RECORDS>
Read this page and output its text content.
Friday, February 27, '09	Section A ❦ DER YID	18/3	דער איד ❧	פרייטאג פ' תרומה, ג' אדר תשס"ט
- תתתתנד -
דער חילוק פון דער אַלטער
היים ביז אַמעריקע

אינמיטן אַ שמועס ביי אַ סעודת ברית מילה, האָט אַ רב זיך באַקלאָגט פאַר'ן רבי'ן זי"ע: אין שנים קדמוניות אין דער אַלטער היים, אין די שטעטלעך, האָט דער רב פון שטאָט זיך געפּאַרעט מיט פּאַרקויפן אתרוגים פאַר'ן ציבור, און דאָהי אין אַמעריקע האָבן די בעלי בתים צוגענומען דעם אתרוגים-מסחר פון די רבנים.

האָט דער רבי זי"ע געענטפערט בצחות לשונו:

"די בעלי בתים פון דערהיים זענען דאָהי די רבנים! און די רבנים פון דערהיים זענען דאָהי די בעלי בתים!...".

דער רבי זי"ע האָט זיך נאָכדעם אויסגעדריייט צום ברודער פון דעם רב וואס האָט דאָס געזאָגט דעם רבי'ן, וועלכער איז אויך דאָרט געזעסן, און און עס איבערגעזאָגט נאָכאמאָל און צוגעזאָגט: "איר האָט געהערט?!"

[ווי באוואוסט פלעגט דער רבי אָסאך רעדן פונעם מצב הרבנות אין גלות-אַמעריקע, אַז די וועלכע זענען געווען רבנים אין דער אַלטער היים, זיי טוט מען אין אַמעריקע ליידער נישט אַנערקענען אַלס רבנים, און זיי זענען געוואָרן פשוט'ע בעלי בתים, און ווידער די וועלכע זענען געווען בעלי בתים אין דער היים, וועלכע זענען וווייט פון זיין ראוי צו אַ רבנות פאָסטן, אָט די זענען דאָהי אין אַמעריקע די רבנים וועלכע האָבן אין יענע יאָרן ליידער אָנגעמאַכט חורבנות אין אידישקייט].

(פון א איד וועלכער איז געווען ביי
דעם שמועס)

PROBLEM DETAILS>
Check each line above for the string "זענען", then copy the ones that have it.

TASK OUTPUT>
"די בעלי בתים פון דערהיים זענען דאָהי די רבנים! און די רבנים פון דערהיים זענען דאָהי די בעלי בתים!...".
[ווי באוואוסט פלעגט דער רבי אָסאך רעדן פונעם מצב הרבנות אין גלות-אַמעריקע, אַז די וועלכע זענען געווען רבנים אין דער אַלטער היים, זיי טוט מען אין אַמעריקע ליידער נישט אַנערקענען אַלס רבנים, און זיי זענען געוואָרן פשוט'ע בעלי בתים, און ווידער די וועלכע זענען געווען בעלי בתים אין דער היים, וועלכע זענען וווייט פון זיין ראוי צו אַ רבנות פאָסטן, אָט די זענען דאָהי אין אַמעריקע די רבנים וועלכע האָבן אין יענע יאָרן ליידער אָנגעמאַכט חורבנות אין אידישקייט].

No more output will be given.